◆ WHAT TO PRODUCE:
Scan the data. Collect each line that contains the word "توجهی".

◆ DATA SUPPLIED:
>>

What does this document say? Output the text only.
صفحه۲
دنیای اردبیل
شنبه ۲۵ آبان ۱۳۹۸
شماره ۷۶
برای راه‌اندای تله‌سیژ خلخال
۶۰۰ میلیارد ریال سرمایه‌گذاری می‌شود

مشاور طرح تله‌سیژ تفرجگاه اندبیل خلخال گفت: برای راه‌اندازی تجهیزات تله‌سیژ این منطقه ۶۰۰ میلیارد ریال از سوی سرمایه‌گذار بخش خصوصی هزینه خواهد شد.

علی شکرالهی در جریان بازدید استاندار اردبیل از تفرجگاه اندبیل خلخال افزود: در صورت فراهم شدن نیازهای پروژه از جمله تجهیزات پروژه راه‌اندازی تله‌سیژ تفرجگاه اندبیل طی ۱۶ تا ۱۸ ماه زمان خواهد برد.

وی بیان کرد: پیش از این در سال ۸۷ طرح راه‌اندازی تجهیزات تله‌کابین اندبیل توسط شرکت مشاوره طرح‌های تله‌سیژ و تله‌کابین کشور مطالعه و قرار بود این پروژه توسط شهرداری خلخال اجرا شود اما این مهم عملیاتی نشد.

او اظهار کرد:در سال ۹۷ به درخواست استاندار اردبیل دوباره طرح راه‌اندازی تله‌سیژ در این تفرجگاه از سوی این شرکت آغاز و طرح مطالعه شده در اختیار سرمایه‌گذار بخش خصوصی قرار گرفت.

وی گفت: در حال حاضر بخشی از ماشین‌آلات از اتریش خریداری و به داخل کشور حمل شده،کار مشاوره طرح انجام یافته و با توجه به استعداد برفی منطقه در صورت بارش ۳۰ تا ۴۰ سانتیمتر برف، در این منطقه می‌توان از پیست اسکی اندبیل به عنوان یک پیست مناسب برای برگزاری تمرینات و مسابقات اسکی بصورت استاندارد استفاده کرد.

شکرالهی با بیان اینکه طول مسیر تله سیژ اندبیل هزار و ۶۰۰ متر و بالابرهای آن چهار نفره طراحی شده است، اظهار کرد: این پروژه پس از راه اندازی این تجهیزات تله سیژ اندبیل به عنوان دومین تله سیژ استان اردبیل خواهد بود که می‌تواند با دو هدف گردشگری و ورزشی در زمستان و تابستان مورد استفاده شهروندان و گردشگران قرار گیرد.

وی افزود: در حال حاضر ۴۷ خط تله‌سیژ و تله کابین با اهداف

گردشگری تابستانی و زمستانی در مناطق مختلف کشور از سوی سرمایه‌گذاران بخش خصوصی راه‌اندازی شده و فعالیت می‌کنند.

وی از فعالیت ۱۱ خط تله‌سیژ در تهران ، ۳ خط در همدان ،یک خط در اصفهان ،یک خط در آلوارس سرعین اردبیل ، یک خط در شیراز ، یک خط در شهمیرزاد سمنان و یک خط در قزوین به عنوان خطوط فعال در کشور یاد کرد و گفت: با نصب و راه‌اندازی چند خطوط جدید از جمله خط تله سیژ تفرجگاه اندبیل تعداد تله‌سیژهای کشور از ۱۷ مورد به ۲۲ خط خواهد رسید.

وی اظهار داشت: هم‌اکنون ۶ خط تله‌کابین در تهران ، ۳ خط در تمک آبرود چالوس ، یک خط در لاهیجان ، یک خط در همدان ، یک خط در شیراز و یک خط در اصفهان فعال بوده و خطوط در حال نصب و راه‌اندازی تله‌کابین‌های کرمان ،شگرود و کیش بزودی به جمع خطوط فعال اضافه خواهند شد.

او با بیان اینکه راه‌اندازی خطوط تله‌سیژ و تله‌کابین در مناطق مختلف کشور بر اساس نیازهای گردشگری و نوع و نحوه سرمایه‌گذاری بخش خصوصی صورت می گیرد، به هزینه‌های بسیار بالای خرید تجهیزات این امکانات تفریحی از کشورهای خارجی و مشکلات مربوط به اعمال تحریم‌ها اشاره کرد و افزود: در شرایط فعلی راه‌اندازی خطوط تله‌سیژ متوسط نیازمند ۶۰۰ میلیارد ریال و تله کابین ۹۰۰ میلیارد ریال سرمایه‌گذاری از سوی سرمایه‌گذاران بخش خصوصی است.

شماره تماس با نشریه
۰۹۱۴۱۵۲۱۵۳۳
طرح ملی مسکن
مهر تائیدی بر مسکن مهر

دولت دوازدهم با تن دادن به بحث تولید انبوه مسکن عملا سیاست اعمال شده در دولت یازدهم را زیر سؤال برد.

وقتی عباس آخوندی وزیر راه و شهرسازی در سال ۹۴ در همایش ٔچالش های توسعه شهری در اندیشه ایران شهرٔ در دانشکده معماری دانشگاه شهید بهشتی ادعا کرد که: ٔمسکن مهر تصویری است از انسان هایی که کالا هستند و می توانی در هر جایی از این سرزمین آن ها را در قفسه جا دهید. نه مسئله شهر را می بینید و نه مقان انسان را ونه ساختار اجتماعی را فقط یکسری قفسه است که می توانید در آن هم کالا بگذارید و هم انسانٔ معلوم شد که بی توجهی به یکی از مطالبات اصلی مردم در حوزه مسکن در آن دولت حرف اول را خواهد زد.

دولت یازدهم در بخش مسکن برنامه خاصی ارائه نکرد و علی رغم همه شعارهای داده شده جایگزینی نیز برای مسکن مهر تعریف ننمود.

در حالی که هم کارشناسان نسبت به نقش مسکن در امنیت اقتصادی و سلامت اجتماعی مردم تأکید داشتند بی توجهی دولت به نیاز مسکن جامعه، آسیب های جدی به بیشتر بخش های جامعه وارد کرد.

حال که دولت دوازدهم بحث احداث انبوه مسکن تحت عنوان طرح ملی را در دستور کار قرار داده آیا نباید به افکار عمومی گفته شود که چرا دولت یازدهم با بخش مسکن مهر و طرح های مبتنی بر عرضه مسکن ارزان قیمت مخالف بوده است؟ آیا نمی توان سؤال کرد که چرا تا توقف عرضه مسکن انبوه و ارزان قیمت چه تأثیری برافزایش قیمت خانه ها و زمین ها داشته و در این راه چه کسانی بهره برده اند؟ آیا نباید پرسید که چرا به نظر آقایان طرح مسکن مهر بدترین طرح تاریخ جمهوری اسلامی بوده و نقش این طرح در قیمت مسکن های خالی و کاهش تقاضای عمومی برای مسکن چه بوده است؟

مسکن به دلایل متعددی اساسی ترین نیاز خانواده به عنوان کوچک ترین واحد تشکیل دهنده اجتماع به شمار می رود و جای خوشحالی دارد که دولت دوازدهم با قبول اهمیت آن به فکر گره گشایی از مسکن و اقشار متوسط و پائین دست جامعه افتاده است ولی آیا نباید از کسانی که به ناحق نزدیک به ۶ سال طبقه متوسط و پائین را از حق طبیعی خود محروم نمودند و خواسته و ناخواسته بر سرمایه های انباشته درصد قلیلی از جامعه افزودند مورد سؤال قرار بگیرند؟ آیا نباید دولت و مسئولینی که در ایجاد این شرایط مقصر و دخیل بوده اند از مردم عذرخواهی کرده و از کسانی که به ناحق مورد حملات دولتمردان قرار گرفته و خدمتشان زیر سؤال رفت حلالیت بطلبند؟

<<

◆ CORRECT OUTPUT:
وقتی عباس آخوندی وزیر راه و شهرسازی در سال ۹۴ در همایش ٔچالش های توسعه شهری در اندیشه ایران شهرٔ در دانشکده معماری دانشگاه شهید بهشتی ادعا کرد که: ٔمسکن مهر تصویری است از انسان هایی که کالا هستند و می توانی در هر جایی از این سرزمین آن ها را در قفسه جا دهید. نه مسئله شهر را می بینید و نه مقان انسان را ونه ساختار اجتماعی را فقط یکسری قفسه است که می توانید در آن هم کالا بگذارید و هم انسانٔ معلوم شد که بی توجهی به یکی از مطالبات اصلی مردم در حوزه مسکن در آن دولت حرف اول را خواهد زد.
در حالی که هم کارشناسان نسبت به نقش مسکن در امنیت اقتصادی و سلامت اجتماعی مردم تأکید داشتند بی توجهی دولت به نیاز مسکن جامعه، آسیب های جدی به بیشتر بخش های جامعه وارد کرد.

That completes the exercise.